Exercise instructions → Copy each line where the word "from" occurs.
BEGIN Exercise input
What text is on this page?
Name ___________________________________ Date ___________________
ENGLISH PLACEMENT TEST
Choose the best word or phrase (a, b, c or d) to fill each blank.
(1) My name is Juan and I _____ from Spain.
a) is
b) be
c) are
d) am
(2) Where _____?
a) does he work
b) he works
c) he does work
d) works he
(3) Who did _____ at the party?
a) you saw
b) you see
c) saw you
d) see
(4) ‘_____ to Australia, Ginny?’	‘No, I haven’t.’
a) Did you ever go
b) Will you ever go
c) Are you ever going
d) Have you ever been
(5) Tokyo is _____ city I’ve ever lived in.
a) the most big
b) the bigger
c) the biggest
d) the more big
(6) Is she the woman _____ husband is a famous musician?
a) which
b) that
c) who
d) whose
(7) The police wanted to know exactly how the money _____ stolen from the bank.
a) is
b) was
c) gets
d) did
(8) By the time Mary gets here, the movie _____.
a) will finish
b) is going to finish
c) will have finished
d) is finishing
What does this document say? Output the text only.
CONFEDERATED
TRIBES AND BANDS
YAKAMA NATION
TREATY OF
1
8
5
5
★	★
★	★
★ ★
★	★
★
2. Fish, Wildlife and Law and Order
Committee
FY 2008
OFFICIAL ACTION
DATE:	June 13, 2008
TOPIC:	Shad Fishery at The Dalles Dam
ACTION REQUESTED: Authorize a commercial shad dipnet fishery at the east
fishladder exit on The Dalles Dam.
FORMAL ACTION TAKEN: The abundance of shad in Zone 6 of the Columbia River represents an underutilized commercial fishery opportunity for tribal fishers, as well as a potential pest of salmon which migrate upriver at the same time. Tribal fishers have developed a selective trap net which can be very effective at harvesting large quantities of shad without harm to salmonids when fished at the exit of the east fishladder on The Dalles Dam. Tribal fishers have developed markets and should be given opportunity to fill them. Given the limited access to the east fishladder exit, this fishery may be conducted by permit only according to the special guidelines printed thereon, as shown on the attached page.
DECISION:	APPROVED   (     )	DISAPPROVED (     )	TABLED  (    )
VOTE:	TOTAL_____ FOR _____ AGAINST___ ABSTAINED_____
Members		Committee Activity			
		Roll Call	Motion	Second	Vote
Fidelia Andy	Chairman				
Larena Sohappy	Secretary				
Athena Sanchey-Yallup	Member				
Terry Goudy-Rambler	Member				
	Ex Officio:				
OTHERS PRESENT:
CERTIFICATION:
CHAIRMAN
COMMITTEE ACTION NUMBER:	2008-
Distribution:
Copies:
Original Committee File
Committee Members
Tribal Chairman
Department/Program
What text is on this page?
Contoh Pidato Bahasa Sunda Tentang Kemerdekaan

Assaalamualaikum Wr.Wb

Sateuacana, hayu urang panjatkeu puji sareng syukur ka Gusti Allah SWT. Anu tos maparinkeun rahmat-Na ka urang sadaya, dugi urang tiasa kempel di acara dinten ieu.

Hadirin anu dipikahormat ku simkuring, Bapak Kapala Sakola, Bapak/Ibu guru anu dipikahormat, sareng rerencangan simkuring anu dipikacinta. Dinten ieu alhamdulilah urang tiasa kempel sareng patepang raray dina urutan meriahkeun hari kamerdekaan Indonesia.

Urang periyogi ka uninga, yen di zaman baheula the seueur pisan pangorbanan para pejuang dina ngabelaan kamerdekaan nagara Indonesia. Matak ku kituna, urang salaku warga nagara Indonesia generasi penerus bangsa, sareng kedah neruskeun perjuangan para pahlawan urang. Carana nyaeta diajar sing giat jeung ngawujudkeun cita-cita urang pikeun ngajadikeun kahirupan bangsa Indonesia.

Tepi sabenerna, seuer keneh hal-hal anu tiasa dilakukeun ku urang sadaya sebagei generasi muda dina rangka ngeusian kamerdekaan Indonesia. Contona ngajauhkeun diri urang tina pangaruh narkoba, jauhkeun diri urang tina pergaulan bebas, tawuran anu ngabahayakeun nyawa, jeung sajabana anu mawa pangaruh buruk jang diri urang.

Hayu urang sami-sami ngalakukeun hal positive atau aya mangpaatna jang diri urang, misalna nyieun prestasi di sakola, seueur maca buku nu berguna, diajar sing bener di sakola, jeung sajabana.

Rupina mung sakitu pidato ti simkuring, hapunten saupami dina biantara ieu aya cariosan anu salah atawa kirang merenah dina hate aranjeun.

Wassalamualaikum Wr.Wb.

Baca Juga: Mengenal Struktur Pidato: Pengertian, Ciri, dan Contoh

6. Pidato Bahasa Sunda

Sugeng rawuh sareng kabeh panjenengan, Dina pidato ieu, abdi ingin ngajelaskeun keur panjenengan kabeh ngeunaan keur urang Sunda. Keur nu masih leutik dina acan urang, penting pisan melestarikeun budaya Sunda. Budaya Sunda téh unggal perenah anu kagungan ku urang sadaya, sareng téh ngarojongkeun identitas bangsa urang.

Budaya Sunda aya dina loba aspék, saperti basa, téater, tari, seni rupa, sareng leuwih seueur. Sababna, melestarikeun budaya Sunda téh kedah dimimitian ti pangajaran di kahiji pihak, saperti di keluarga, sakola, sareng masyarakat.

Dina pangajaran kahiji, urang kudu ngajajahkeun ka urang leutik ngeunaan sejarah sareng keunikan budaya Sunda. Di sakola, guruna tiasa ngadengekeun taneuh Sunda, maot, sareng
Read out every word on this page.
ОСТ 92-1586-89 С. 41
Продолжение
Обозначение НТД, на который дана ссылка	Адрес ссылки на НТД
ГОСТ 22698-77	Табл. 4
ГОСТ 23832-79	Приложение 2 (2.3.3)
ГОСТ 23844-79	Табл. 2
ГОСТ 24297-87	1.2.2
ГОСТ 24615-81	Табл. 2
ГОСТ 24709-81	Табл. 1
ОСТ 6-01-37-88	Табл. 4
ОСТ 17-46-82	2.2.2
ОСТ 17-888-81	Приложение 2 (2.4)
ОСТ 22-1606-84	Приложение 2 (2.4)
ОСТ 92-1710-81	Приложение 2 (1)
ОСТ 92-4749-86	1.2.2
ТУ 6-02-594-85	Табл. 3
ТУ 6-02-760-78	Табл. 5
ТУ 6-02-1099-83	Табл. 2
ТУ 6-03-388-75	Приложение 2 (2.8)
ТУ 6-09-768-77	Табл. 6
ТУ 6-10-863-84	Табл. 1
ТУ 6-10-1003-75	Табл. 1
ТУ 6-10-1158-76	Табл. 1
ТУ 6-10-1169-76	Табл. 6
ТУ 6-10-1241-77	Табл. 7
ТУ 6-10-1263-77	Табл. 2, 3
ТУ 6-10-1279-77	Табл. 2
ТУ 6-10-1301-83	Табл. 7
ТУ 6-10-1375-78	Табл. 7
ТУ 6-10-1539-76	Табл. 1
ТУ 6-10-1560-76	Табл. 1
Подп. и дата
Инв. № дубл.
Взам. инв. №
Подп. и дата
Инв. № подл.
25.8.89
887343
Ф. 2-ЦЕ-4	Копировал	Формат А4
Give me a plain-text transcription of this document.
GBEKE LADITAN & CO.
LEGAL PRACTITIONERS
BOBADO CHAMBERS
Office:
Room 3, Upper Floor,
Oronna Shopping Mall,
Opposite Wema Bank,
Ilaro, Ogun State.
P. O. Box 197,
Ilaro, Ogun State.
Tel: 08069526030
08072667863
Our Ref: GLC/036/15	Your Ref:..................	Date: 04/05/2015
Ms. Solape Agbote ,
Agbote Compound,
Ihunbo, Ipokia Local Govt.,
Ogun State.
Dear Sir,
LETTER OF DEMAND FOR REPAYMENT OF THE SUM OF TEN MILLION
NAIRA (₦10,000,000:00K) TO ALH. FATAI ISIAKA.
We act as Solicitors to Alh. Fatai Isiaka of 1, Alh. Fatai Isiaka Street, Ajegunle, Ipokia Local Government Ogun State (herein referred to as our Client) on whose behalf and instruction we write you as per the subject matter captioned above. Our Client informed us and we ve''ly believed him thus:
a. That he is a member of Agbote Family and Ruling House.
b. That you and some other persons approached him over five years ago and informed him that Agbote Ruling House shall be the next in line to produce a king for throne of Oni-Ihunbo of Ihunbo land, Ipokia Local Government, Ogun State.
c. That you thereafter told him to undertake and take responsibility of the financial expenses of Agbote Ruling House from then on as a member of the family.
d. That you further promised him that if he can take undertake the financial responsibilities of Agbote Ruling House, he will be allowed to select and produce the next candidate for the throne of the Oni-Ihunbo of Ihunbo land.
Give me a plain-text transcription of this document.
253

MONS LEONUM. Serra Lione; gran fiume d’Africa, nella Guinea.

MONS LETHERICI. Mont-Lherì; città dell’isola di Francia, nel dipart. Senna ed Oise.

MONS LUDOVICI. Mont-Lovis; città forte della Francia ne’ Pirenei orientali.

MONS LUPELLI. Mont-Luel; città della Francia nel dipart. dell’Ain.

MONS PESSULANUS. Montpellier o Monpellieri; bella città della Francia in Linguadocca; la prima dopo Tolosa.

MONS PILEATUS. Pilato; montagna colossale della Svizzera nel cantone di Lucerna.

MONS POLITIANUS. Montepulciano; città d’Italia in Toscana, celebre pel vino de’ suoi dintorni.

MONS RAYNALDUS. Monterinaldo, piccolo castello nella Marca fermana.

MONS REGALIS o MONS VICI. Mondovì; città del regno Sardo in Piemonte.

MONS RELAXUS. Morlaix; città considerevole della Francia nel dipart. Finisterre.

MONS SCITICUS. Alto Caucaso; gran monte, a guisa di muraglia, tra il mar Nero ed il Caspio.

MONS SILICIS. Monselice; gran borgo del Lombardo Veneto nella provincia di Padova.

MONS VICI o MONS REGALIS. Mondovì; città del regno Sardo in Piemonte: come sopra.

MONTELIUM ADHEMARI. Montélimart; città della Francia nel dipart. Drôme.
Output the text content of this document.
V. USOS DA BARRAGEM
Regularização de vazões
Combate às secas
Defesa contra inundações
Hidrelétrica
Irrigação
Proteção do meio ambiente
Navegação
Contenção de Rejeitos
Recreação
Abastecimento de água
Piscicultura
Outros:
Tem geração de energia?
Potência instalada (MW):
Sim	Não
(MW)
END Exercise input
Task response →
(1) My name is Juan and I _____ from Spain.
(7) The police wanted to know exactly how the money _____ stolen from the bank.
c. That you thereafter told him to undertake and take responsibility of the financial expenses of Agbote Ruling House from then on as a member of the family.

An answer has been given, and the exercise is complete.